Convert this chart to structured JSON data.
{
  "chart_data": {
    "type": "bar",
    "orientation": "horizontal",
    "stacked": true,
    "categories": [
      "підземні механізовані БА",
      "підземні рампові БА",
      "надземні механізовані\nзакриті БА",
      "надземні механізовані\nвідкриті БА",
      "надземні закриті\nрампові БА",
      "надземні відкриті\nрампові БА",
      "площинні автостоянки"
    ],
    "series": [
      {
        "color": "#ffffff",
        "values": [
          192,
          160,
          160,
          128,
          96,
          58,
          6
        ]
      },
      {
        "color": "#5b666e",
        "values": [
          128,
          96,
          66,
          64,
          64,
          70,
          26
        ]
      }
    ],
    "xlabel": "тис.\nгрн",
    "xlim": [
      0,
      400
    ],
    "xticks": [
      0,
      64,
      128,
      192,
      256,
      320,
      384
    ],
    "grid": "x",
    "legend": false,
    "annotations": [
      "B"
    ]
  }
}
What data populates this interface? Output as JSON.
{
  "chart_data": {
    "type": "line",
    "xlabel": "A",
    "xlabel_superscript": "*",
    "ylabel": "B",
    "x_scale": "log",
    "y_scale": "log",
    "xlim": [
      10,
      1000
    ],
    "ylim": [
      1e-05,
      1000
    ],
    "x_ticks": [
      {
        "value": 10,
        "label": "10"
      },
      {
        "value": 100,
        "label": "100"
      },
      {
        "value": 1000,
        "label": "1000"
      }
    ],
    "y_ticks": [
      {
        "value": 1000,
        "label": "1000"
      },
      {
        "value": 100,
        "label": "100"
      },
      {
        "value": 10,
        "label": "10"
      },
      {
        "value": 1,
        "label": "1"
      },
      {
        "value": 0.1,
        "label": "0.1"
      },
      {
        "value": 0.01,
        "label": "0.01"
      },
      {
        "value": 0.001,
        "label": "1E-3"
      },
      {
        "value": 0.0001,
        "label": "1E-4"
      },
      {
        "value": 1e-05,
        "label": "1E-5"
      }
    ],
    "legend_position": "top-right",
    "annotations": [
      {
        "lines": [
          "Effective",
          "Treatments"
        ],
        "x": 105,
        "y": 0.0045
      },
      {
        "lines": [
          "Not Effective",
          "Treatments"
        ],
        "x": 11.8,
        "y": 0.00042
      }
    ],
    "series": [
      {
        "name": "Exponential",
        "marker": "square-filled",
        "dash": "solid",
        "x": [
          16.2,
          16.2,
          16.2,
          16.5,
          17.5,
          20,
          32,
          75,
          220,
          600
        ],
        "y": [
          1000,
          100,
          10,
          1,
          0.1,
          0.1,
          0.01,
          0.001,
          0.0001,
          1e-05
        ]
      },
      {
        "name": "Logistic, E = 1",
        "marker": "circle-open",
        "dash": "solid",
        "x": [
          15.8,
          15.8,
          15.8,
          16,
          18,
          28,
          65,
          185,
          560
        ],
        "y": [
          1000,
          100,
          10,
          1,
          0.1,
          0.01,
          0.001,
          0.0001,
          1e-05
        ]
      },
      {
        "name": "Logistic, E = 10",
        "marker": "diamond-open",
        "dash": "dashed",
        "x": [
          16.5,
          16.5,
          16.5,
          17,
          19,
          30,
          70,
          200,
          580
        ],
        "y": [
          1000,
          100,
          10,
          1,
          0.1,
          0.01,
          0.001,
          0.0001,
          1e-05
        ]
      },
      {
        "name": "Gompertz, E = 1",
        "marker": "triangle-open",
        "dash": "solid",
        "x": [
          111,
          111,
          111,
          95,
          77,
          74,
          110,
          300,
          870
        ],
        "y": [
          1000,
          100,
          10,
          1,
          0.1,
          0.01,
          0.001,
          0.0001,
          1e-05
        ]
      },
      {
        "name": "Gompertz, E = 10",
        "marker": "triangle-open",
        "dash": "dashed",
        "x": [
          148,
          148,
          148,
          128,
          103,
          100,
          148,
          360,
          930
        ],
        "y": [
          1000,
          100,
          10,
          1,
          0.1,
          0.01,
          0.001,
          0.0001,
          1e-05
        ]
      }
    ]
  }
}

What you will do: Restate the data above word for word.

Exercise answer:
Convert this chart to structured JSON data.
{
  "chart_data": {
    "type": "bar",
    "orientation": "horizontal",
    "stacked": true,
    "categories": [
      "підземні механізовані БА",
      "підземні рампові БА",
      "надземні механізовані\nзакриті БА",
      "надземні механізовані\nвідкриті БА",
      "надземні закриті\nрампові БА",
      "надземні відкриті\nрампові БА",
      "площинні автостоянки"
    ],
    "series": [
      {
        "color": "#ffffff",
        "values": [
          192,
          160,
          160,
          128,
          96,
          58,
          6
        ]
      },
      {
        "color": "#5b666e",
        "values": [
          128,
          96,
          66,
          64,
          64,
          70,
          26
        ]
      }
    ],
    "xlabel": "тис.\nгрн",
    "xlim": [
      0,
      400
    ],
    "xticks": [
      0,
      64,
      128,
      192,
      256,
      320,
      384
    ],
    "grid": "x",
    "legend": false,
    "annotations": [
      "B"
    ]
  }
}
What data populates this interface? Output as JSON.
{
  "chart_data": {
    "type": "line",
    "xlabel": "A",
    "xlabel_superscript": "*",
    "ylabel": "B",
    "x_scale": "log",
    "y_scale": "log",
    "xlim": [
      10,
      1000
    ],
    "ylim": [
      1e-05,
      1000
    ],
    "x_ticks": [
      {
        "value": 10,
        "label": "10"
      },
      {
        "value": 100,
        "label": "100"
      },
      {
        "value": 1000,
        "label": "1000"
      }
    ],
    "y_ticks": [
      {
        "value": 1000,
        "label": "1000"
      },
      {
        "value": 100,
        "label": "100"
      },
      {
        "value": 10,
        "label": "10"
      },
      {
        "value": 1,
        "label": "1"
      },
      {
        "value": 0.1,
        "label": "0.1"
      },
      {
        "value": 0.01,
        "label": "0.01"
      },
      {
        "value": 0.001,
        "label": "1E-3"
      },
      {
        "value": 0.0001,
        "label": "1E-4"
      },
      {
        "value": 1e-05,
        "label": "1E-5"
      }
    ],
    "legend_position": "top-right",
    "annotations": [
      {
        "lines": [
          "Effective",
          "Treatments"
        ],
        "x": 105,
        "y": 0.0045
      },
      {
        "lines": [
          "Not Effective",
          "Treatments"
        ],
        "x": 11.8,
        "y": 0.00042
      }
    ],
    "series": [
      {
        "name": "Exponential",
        "marker": "square-filled",
        "dash": "solid",
        "x": [
          16.2,
          16.2,
          16.2,
          16.5,
          17.5,
          20,
          32,
          75,
          220,
          600
        ],
        "y": [
          1000,
          100,
          10,
          1,
          0.1,
          0.1,
          0.01,
          0.001,
          0.0001,
          1e-05
        ]
      },
      {
        "name": "Logistic, E = 1",
        "marker": "circle-open",
        "dash": "solid",
        "x": [
          15.8,
          15.8,
          15.8,
          16,
          18,
          28,
          65,
          185,
          560
        ],
        "y": [
          1000,
          100,
          10,
          1,
          0.1,
          0.01,
          0.001,
          0.0001,
          1e-05
        ]
      },
      {
        "name": "Logistic, E = 10",
        "marker": "diamond-open",
        "dash": "dashed",
        "x": [
          16.5,
          16.5,
          16.5,
          17,
          19,
          30,
          70,
          200,
          580
        ],
        "y": [
          1000,
          100,
          10,
          1,
          0.1,
          0.01,
          0.001,
          0.0001,
          1e-05
        ]
      },
      {
        "name": "Gompertz, E = 1",
        "marker": "triangle-open",
        "dash": "solid",
        "x": [
          111,
          111,
          111,
          95,
          77,
          74,
          110,
          300,
          870
        ],
        "y": [
          1000,
          100,
          10,
          1,
          0.1,
          0.01,
          0.001,
          0.0001,
          1e-05
        ]
      },
      {
        "name": "Gompertz, E = 10",
        "marker": "triangle-open",
        "dash": "dashed",
        "x": [
          148,
          148,
          148,
          128,
          103,
          100,
          148,
          360,
          930
        ],
        "y": [
          1000,
          100,
          10,
          1,
          0.1,
          0.01,
          0.001,
          0.0001,
          1e-05
        ]
      }
    ]
  }
}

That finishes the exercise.